抜粋本文 ->
________

本記事では、ULSSASのステップごとの特徴やメリット、成功事例を解説します。
ULSSASとは
ULSSAS(ウルサス)とは、株式会社ホットリンクの提唱する、SNS時代に合わせた購買行動モデルの一種です。ここでは、ULSSASの概要と6つのステップの特徴、ほかの購買行動モデルとの違いを解説します。
ULSSASの概要と6つのステップ
ULSSASは、UGC(ユーザー生成コンテンツ)を起点に、「Like(お気に入り)」「Search1(SNS検索)」「Search2(Google /Yahoo!検索)」「Action(購買)」「Spread(拡散)」の6つのステップが、サイクル状に構成されています。これらのサイクルが回ることで購買行動が拡大します。
従来の購買行動は、広告やWeb検索を起点としていました。一方、ULSSASは、SNSを中心としたユーザー行動に着目しています。
ULSSASを構成する6つのステップの一例は次の通りです。
- UGC(ユーザー生成コンテンツ):
ユーザーAが購入した商品を使ってSNSに写真や口コミを投稿する - Like(お気に入り):
その投稿を見たユーザーBが、いいねやシェアといったリアクションを行う - Search1(SNS検索):
ユーザーBが自社商品に興味を示し、SNS上で情報を調べる - Search2(Google /Yahoo!検索):
商品に関するさらに詳しい情報や購入できる店舗を探そうと、検索エンジンで情報を収集する - Action(購買):
WebサイトやEC、店舗で目的の商品を購入する - Spread(拡散):
ユーザーBが購入した商品の写真や口コミを投稿する(新たなUGCが発生し次のサイクルが生まれる)
ほかの購買行動モデルとの違い
購買行動モデルには、ULSSASのほかにも、AIDMA(アイドマ)やAISAS(アイサス)、AISCEAS(アイシーズ)などの種類があります。
従来の購買行動モデルの多くはファネル型なのに対し、ULSSASはフライホイール型の形状をしている点で違います。
ファネル型は、最上部に位置する「認知」から、最下部の「購買」に向かって先細りする形をしています。広告を見た1,000人のユーザーのうち、実際に購買へと至ったのは10人のみといったように、購買プロセスが進むに従って対象が徐々に減少するのが特徴です。

________

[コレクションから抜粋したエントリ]
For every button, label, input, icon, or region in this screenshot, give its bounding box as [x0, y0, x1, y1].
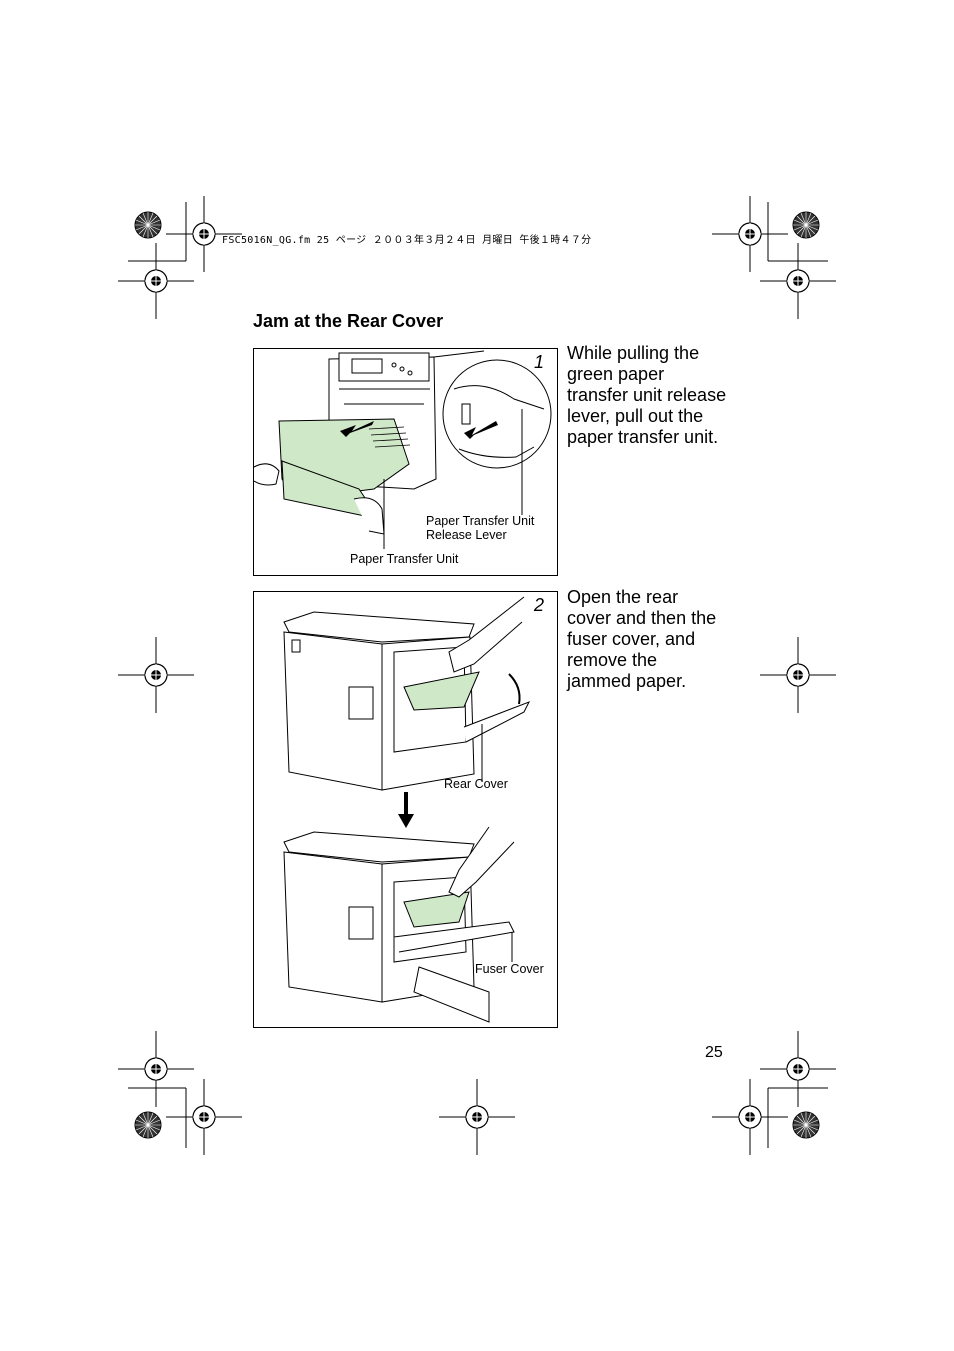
step-2-number: 2 — [534, 595, 545, 615]
callout-fuser-cover: Fuser Cover — [475, 962, 544, 976]
registration-star-icon — [134, 211, 162, 239]
section-title: Jam at the Rear Cover — [253, 311, 444, 331]
step-2-figure: 2 Rear Cover Fuser Cover — [253, 591, 558, 1028]
callout-paper-transfer-unit: Paper Transfer Unit — [350, 552, 459, 566]
file-header: FSC5016N_QG.fm 25 ページ ２００３年３月２４日 月曜日 午後１… — [222, 235, 592, 246]
paper-transfer-unit-illustration — [254, 350, 552, 549]
step-1-instruction: While pulling the green paper transfer u… — [567, 343, 727, 447]
step-2-instruction: Open the rear cover and then the fuser c… — [567, 587, 717, 691]
rear-cover-illustration — [283, 596, 531, 1023]
step-1-number: 1 — [534, 352, 545, 372]
callout-rear-cover: Rear Cover — [444, 777, 508, 791]
callout-release-lever-line1: Paper Transfer Unit — [426, 514, 535, 528]
callout-release-lever-line2: Release Lever — [426, 528, 507, 542]
step-1-figure: 1 Paper Transfer Unit Release Lever Pape… — [253, 348, 558, 576]
page-number: 25 — [705, 1044, 723, 1061]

________

作業指示 ->
ULSSASに関する本文のうち、「従来の購買行動は、広告やWe」を含む語句で始まり「徐々に減少するのが特徴です。」で終わる部分を、「ファネル型」を「漏斗型」に置き換えて更新したうえで示してください。

本課題への解答 ->
従来の購買行動は、広告やWeb検索を起点としていました。一方、ULSSASは、SNSを中心としたユーザー行動に着目しています。
ULSSASを構成する6つのステップの一例は次の通りです。
- UGC(ユーザー生成コンテンツ):
ユーザーAが購入した商品を使ってSNSに写真や口コミを投稿する - Like(お気に入り):
その投稿を見たユーザーBが、いいねやシェアといったリアクションを行う - Search1(SNS検索):
ユーザーBが自社商品に興味を示し、SNS上で情報を調べる - Search2(Google /Yahoo!検索):
商品に関するさらに詳しい情報や購入できる店舗を探そうと、検索エンジンで情報を収集する - Action(購買):
WebサイトやEC、店舗で目的の商品を購入する - Spread(拡散):
ユーザーBが購入した商品の写真や口コミを投稿する(新たなUGCが発生し次のサイクルが生まれる)
ほかの購買行動モデルとの違い
購買行動モデルには、ULSSASのほかにも、AIDMA(アイドマ)やAISAS(アイサス)、AISCEAS(アイシーズ)などの種類があります。
従来の購買行動モデルの多くは漏斗型なのに対し、ULSSASはフライホイール型の形状をしている点で違います。
漏斗型は、最上部に位置する「認知」から、最下部の「購買」に向かって先細りする形をしています。広告を見た1,000人のユーザーのうち、実際に購買へと至ったのは10人のみといったように、購買プロセスが進むに従って対象が徐々に減少するのが特徴です。